─── Task material ───
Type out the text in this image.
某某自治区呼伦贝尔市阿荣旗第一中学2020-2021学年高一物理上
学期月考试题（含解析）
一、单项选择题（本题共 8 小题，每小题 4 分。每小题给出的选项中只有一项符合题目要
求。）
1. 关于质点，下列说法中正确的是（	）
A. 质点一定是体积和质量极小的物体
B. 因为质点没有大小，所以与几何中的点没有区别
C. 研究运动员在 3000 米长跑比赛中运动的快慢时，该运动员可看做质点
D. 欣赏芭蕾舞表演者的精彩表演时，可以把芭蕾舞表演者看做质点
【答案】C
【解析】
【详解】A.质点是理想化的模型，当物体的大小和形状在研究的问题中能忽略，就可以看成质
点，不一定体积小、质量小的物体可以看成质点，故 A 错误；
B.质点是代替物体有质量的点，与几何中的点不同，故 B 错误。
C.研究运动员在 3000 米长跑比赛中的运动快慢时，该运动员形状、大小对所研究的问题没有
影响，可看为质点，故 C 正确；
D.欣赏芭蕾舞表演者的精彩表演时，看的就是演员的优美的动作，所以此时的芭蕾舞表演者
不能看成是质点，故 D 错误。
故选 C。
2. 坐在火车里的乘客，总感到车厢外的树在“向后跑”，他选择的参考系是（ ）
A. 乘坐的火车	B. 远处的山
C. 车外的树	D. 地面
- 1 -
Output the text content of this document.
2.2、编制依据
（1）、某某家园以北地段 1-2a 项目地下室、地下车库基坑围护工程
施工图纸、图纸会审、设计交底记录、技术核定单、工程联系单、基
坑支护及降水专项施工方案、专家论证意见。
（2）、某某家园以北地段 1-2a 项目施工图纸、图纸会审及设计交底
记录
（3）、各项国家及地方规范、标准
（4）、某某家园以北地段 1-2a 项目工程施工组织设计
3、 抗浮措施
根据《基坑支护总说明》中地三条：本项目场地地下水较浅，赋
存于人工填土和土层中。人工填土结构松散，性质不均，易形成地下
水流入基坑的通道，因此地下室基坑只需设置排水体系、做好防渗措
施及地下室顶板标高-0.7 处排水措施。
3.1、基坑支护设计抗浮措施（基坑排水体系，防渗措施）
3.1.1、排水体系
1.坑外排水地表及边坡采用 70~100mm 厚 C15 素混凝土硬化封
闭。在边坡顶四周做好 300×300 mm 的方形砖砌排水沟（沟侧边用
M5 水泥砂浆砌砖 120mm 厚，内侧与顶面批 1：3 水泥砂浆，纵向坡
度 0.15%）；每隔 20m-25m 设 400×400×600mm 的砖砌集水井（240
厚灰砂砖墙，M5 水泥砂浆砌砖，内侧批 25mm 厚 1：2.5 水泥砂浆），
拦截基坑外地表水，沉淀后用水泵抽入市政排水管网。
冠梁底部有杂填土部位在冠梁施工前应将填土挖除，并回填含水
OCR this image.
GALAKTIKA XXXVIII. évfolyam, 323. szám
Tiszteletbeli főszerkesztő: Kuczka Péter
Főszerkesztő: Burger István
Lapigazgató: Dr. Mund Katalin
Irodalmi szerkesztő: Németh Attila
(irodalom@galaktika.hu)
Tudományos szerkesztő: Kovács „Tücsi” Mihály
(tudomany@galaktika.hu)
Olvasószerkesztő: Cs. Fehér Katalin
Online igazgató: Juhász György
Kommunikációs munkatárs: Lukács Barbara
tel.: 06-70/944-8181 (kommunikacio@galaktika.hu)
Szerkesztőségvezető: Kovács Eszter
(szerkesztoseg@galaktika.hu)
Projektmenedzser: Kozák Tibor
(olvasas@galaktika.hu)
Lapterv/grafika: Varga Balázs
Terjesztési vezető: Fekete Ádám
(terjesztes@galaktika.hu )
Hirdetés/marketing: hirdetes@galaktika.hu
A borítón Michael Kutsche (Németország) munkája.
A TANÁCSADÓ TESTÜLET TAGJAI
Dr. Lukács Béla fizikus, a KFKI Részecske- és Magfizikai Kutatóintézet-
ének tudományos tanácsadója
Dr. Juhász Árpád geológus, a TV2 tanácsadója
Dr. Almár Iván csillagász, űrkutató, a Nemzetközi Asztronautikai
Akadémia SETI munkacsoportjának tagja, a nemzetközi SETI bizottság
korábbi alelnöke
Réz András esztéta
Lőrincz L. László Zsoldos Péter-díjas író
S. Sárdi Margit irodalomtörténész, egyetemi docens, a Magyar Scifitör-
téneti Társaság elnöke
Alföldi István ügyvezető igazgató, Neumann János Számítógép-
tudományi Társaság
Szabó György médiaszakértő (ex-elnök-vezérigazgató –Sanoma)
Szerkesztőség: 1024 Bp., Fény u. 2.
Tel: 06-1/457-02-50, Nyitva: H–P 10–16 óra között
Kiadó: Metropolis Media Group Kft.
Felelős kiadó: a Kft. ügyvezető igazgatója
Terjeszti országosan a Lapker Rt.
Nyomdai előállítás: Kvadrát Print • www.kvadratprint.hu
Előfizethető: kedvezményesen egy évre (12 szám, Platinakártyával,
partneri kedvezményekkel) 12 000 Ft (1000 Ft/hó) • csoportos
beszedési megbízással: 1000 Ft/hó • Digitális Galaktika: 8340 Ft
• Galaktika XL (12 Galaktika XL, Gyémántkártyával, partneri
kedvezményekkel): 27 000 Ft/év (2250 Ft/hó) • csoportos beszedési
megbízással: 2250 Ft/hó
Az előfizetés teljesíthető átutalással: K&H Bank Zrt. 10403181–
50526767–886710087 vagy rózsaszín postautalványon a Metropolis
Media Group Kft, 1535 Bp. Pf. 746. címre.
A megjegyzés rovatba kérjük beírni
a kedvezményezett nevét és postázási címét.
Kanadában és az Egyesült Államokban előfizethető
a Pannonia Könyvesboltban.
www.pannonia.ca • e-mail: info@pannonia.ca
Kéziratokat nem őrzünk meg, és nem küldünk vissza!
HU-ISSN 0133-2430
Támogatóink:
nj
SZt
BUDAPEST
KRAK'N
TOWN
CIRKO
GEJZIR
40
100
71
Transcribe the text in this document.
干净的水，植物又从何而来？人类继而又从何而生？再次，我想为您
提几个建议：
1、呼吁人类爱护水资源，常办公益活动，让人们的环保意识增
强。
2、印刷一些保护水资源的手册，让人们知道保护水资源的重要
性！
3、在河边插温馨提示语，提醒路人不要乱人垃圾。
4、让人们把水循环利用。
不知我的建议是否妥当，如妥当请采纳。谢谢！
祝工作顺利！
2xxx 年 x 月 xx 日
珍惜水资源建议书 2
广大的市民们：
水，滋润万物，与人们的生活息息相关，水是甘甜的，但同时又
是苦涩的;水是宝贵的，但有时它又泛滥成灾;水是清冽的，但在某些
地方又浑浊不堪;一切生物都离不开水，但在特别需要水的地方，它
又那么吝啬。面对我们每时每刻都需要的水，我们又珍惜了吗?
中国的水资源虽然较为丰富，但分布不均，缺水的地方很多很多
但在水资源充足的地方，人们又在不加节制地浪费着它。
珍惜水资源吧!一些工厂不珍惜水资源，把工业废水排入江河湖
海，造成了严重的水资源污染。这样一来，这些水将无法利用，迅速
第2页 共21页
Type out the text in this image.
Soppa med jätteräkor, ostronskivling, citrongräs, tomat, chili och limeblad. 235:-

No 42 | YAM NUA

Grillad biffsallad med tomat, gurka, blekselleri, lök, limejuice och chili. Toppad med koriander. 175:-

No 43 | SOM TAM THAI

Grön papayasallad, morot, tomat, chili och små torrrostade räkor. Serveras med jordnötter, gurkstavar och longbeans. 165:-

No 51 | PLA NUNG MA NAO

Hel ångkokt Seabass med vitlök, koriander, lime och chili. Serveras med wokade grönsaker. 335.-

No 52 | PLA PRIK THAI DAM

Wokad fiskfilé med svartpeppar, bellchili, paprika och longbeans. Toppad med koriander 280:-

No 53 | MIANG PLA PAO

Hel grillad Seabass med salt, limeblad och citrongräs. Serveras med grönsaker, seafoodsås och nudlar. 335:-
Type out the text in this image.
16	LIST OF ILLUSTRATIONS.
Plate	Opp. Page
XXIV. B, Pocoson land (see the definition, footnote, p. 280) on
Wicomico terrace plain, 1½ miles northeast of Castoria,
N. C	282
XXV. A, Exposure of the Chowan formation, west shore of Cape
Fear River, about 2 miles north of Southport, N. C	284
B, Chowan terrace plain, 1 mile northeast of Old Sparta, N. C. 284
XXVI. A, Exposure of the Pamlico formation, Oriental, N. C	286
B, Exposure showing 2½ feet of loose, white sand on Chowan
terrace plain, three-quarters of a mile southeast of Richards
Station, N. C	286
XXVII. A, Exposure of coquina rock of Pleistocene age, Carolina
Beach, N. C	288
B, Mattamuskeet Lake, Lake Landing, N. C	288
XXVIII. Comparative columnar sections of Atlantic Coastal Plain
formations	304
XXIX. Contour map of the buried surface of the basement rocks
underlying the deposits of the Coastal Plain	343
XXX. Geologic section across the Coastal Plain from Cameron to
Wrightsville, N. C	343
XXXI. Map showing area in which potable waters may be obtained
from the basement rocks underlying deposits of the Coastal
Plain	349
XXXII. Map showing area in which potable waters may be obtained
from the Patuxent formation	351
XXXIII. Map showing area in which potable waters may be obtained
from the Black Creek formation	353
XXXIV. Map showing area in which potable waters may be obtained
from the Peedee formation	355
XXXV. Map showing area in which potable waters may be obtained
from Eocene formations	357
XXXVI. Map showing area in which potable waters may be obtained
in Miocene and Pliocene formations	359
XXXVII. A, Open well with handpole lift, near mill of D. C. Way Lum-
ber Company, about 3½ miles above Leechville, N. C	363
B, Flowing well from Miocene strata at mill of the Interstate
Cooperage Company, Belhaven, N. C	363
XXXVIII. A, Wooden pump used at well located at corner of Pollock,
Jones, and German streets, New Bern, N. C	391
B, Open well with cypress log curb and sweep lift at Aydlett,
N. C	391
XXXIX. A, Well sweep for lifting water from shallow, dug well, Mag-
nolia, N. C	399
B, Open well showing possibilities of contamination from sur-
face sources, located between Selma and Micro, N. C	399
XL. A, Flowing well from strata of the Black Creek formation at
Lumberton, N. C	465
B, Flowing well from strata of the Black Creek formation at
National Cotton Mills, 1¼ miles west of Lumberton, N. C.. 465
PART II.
───
[Written instruction] From the material above, copy each line that includes the word "水泥砂浆砌砖".

[Solution for this exercise]
M5 水泥砂浆砌砖 120mm 厚，内侧与顶面批 1：3 水泥砂浆，纵向坡
厚灰砂砖墙，M5 水泥砂浆砌砖，内侧批 25mm 厚 1：2.5 水泥砂浆），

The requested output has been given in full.